What the task requires:
Copy out each of the following entries word for word, keeping every line as it appears.

Provided entries:
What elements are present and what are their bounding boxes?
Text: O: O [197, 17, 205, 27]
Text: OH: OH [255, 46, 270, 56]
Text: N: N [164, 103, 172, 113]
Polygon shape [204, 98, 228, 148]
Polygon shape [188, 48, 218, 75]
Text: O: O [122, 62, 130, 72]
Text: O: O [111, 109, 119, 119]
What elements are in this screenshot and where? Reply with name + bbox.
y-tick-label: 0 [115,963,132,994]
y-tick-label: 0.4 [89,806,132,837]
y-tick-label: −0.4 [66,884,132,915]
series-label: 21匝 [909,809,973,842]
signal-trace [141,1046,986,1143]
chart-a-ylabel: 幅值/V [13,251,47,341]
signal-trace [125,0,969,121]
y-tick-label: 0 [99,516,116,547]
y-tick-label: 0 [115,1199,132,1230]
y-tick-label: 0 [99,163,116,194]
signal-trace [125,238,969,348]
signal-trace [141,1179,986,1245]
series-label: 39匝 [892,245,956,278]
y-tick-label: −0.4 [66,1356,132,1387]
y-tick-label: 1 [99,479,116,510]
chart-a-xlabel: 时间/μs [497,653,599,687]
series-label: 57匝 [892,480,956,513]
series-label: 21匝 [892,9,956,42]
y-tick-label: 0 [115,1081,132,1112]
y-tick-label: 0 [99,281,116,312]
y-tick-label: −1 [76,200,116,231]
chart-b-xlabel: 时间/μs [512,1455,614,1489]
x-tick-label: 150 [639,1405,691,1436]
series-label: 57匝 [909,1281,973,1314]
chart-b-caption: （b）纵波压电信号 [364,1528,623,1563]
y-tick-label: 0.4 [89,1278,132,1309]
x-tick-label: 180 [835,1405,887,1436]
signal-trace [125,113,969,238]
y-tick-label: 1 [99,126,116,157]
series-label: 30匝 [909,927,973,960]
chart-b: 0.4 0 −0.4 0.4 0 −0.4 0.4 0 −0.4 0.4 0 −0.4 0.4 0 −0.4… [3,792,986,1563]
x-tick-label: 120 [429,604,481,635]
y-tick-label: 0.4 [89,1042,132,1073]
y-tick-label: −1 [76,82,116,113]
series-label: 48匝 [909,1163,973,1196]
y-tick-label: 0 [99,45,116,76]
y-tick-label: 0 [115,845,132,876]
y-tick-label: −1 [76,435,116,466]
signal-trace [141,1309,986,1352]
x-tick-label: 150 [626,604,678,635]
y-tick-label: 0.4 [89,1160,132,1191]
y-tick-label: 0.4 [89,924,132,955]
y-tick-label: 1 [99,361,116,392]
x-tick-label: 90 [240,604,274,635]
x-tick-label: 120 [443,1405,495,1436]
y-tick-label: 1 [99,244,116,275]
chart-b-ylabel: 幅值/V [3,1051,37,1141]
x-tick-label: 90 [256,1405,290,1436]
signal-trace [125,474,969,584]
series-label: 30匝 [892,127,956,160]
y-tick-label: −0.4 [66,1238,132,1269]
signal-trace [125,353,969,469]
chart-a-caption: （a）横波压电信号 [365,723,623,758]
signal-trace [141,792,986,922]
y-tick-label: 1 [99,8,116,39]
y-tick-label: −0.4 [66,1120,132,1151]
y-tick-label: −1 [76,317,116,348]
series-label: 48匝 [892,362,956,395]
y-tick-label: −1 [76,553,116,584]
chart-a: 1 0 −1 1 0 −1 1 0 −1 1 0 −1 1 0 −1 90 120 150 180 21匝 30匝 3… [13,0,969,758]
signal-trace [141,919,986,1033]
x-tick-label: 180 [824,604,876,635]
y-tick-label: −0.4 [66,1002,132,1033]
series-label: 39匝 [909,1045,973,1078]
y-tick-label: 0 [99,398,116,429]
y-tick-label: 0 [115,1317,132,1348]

Result for this exercise:
What elements are present and what are their bounding boxes?
Text: O: O [197, 17, 205, 27]
Text: OH: OH [255, 46, 270, 56]
Text: N: N [164, 103, 172, 113]
Polygon shape [204, 98, 228, 148]
Polygon shape [188, 48, 218, 75]
Text: O: O [122, 62, 130, 72]
Text: O: O [111, 109, 119, 119]
What elements are in this screenshot and where? Reply with name + bbox.
y-tick-label: 0 [115,963,132,994]
y-tick-label: 0.4 [89,806,132,837]
y-tick-label: −0.4 [66,884,132,915]
series-label: 21匝 [909,809,973,842]
signal-trace [141,1046,986,1143]
chart-a-ylabel: 幅值/V [13,251,47,341]
signal-trace [125,0,969,121]
y-tick-label: 0 [99,516,116,547]
y-tick-label: 0 [115,1199,132,1230]
y-tick-label: 0 [99,163,116,194]
signal-trace [125,238,969,348]
signal-trace [141,1179,986,1245]
series-label: 39匝 [892,245,956,278]
y-tick-label: −0.4 [66,1356,132,1387]
y-tick-label: 1 [99,479,116,510]
chart-a-xlabel: 时间/μs [497,653,599,687]
series-label: 57匝 [892,480,956,513]
series-label: 21匝 [892,9,956,42]
y-tick-label: 0 [115,1081,132,1112]
y-tick-label: 0 [99,281,116,312]
y-tick-label: −1 [76,200,116,231]
chart-b-xlabel: 时间/μs [512,1455,614,1489]
x-tick-label: 150 [639,1405,691,1436]
series-label: 57匝 [909,1281,973,1314]
chart-b-caption: （b）纵波压电信号 [364,1528,623,1563]
y-tick-label: 0.4 [89,1278,132,1309]
x-tick-label: 180 [835,1405,887,1436]
signal-trace [125,113,969,238]
y-tick-label: 1 [99,126,116,157]
series-label: 30匝 [909,927,973,960]
chart-b: 0.4 0 −0.4 0.4 0 −0.4 0.4 0 −0.4 0.4 0 −0.4 0.4 0 −0.4… [3,792,986,1563]
x-tick-label: 120 [429,604,481,635]
y-tick-label: 0.4 [89,1042,132,1073]
y-tick-label: −1 [76,82,116,113]
series-label: 48匝 [909,1163,973,1196]
y-tick-label: 0 [99,45,116,76]
y-tick-label: 0 [115,845,132,876]
y-tick-label: −1 [76,435,116,466]
signal-trace [141,1309,986,1352]
x-tick-label: 150 [626,604,678,635]
y-tick-label: 0.4 [89,1160,132,1191]
y-tick-label: 0.4 [89,924,132,955]
y-tick-label: 1 [99,361,116,392]
x-tick-label: 90 [240,604,274,635]
x-tick-label: 120 [443,1405,495,1436]
y-tick-label: 1 [99,244,116,275]
chart-b-ylabel: 幅值/V [3,1051,37,1141]
x-tick-label: 90 [256,1405,290,1436]
signal-trace [125,474,969,584]
series-label: 30匝 [892,127,956,160]
y-tick-label: −0.4 [66,1238,132,1269]
signal-trace [125,353,969,469]
chart-a-caption: （a）横波压电信号 [365,723,623,758]
signal-trace [141,792,986,922]
y-tick-label: 1 [99,8,116,39]
y-tick-label: −0.4 [66,1120,132,1151]
y-tick-label: −1 [76,317,116,348]
series-label: 48匝 [892,362,956,395]
y-tick-label: −1 [76,553,116,584]
chart-a: 1 0 −1 1 0 −1 1 0 −1 1 0 −1 1 0 −1 90 120 150 180 21匝 30匝 3… [13,0,969,758]
signal-trace [141,919,986,1033]
x-tick-label: 180 [824,604,876,635]
y-tick-label: −0.4 [66,1002,132,1033]
series-label: 39匝 [909,1045,973,1078]
y-tick-label: 0 [99,398,116,429]
y-tick-label: 0 [115,1317,132,1348]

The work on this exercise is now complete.